## EXERCISE DETAILS
Give every line from the entries that contains "icon".

## INFORMATION SHOWN
— Start —

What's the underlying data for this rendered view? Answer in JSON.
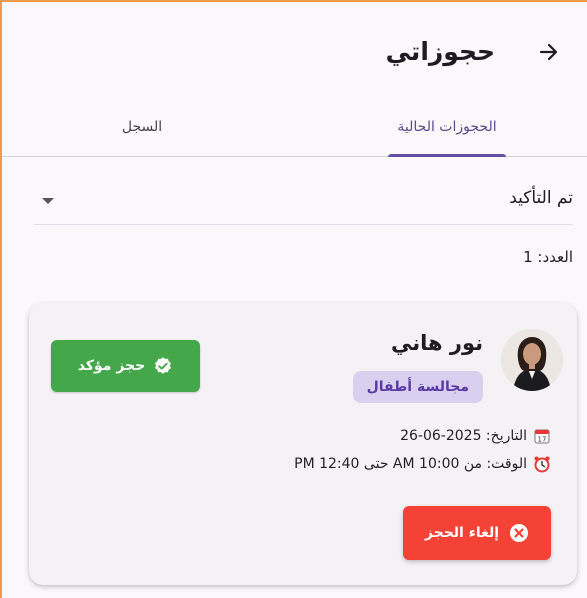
{
  "appbar": {
    "title": "حجوزاتي",
    "back_icon": "arrow-right-icon"
  },
  "tabs": [
    {
      "label": "الحجوزات الحالية",
      "active": true
    },
    {
      "label": "السجل",
      "active": false
    }
  ],
  "filter": {
    "value": "تم التأكيد"
  },
  "count_text": "العدد: 1",
  "booking": {
    "name": "نور هاني",
    "service": "مجالسة أطفال",
    "status": "حجز مؤكد",
    "date_text": "التاريخ: 2025-06-26",
    "time_text": "الوقت: من 10:00 AM حتى 12:40 PM",
    "cancel_label": "إلغاء الحجز"
  },
  "colors": {
    "primary": "#6750a4",
    "confirmed": "#44a84b",
    "cancel": "#f44336",
    "chip_bg": "#d9cfee"
  }
}
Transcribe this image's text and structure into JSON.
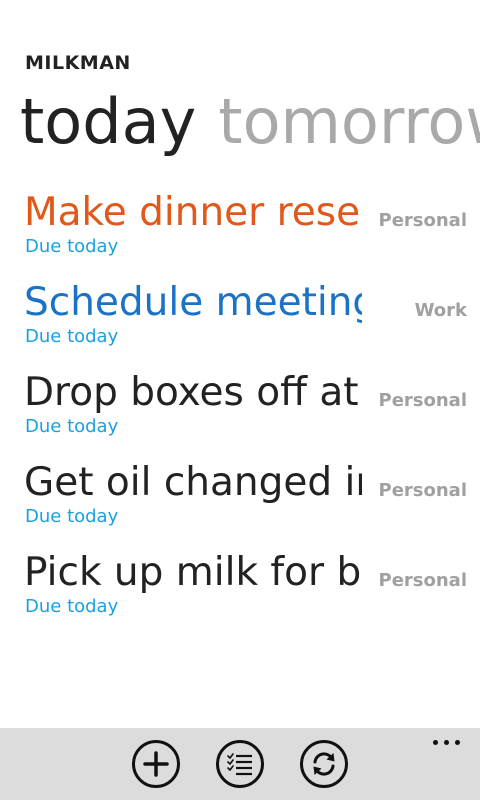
{
  "app": {
    "title": "MILKMAN"
  },
  "pivot": {
    "active": "today",
    "next": "tomorrow"
  },
  "tasks": [
    {
      "title": "Make dinner reservations",
      "due": "Due today",
      "tag": "Personal",
      "color": "#e0591b"
    },
    {
      "title": "Schedule meeting",
      "due": "Due today",
      "tag": "Work",
      "color": "#1a73c5"
    },
    {
      "title": "Drop boxes off at post office",
      "due": "Due today",
      "tag": "Personal",
      "color": "#222222"
    },
    {
      "title": "Get oil changed in car",
      "due": "Due today",
      "tag": "Personal",
      "color": "#222222"
    },
    {
      "title": "Pick up milk for breakfast",
      "due": "Due today",
      "tag": "Personal",
      "color": "#222222"
    }
  ],
  "appbar": {
    "buttons": [
      {
        "icon": "add-icon"
      },
      {
        "icon": "list-icon"
      },
      {
        "icon": "sync-icon"
      }
    ],
    "more_icon": "more-icon"
  }
}
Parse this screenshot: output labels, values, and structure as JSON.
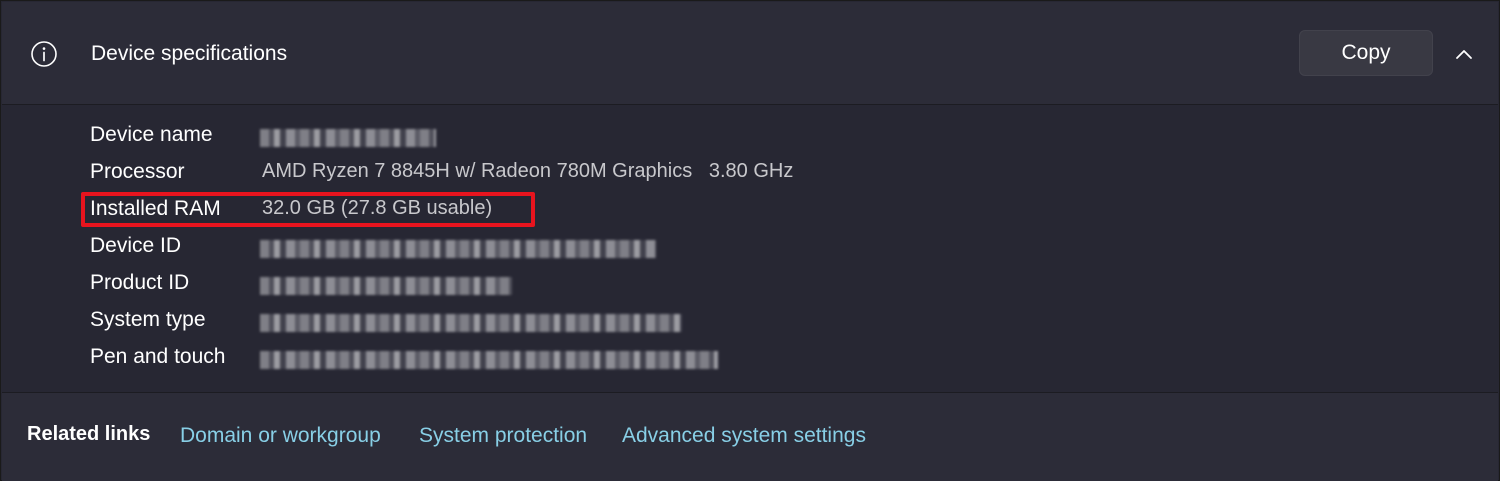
{
  "header": {
    "title": "Device specifications",
    "copy_label": "Copy",
    "icon": "info-icon",
    "collapse_icon": "chevron-up-icon"
  },
  "specs": [
    {
      "label": "Device name",
      "value": "",
      "redacted": true
    },
    {
      "label": "Processor",
      "value": "AMD Ryzen 7 8845H w/ Radeon 780M Graphics   3.80 GHz",
      "redacted": false
    },
    {
      "label": "Installed RAM",
      "value": "32.0 GB (27.8 GB usable)",
      "redacted": false,
      "highlighted": true
    },
    {
      "label": "Device ID",
      "value": "",
      "redacted": true
    },
    {
      "label": "Product ID",
      "value": "",
      "redacted": true
    },
    {
      "label": "System type",
      "value": "",
      "redacted": true
    },
    {
      "label": "Pen and touch",
      "value": "",
      "redacted": true
    }
  ],
  "related": {
    "title": "Related links",
    "links": [
      "Domain or workgroup",
      "System protection",
      "Advanced system settings"
    ]
  },
  "colors": {
    "accent_link": "#88cfe6",
    "highlight": "#e8141e",
    "background": "#272733"
  }
}
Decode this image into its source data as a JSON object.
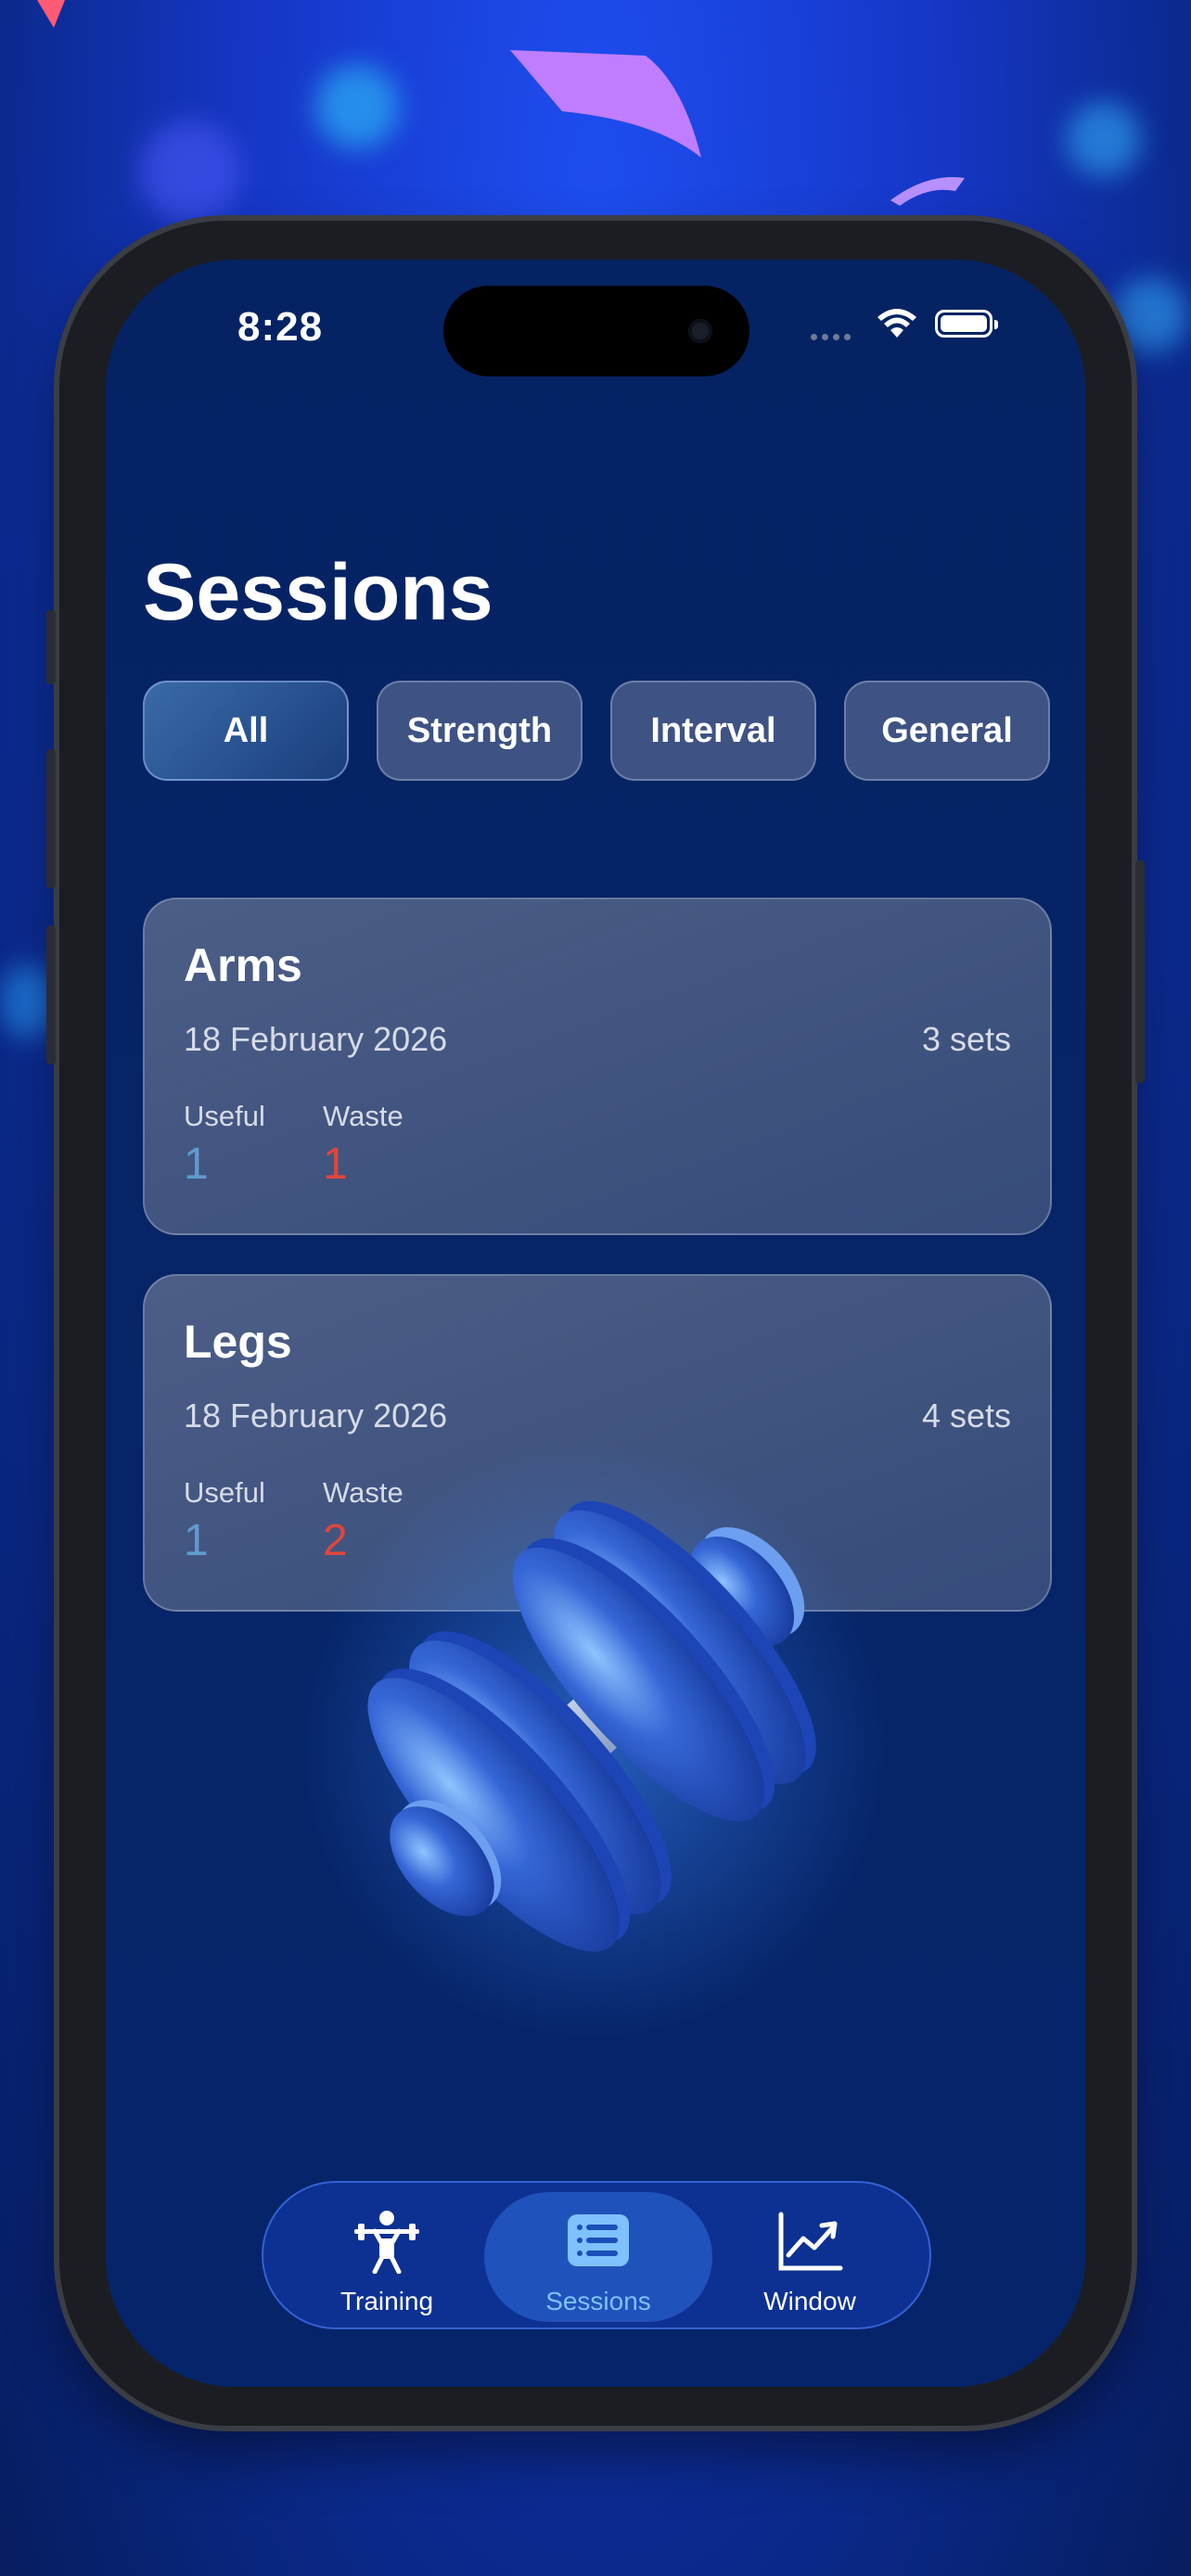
{
  "status": {
    "time": "8:28"
  },
  "page": {
    "title": "Sessions"
  },
  "filters": [
    {
      "label": "All",
      "active": true
    },
    {
      "label": "Strength",
      "active": false
    },
    {
      "label": "Interval",
      "active": false
    },
    {
      "label": "General",
      "active": false
    }
  ],
  "sessions": [
    {
      "name": "Arms",
      "date": "18 February 2026",
      "sets": "3 sets",
      "useful_label": "Useful",
      "useful": "1",
      "waste_label": "Waste",
      "waste": "1"
    },
    {
      "name": "Legs",
      "date": "18 February 2026",
      "sets": "4 sets",
      "useful_label": "Useful",
      "useful": "1",
      "waste_label": "Waste",
      "waste": "2"
    }
  ],
  "tabbar": {
    "selected": "Sessions",
    "tabs": [
      {
        "label": "Training",
        "icon": "weightlifter-icon"
      },
      {
        "label": "Sessions",
        "icon": "list-icon"
      },
      {
        "label": "Window",
        "icon": "chart-trend-icon"
      }
    ]
  },
  "colors": {
    "accent": "#7fc0ff",
    "useful": "#5f9bd1",
    "waste": "#e0463c"
  }
}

— End —

## FULL OUTPUT
    "back_icon": "arrow-right-icon"
        "icon": "add-icon"
        "icon": "list-icon"
        "icon": "sync-icon"
    "more_icon": "more-icon"
    "icon": "info-icon",
    "collapse_icon": "chevron-up-icon"
        "icon": "weightlifter-icon"
        "icon": "list-icon"
        "icon": "chart-trend-icon"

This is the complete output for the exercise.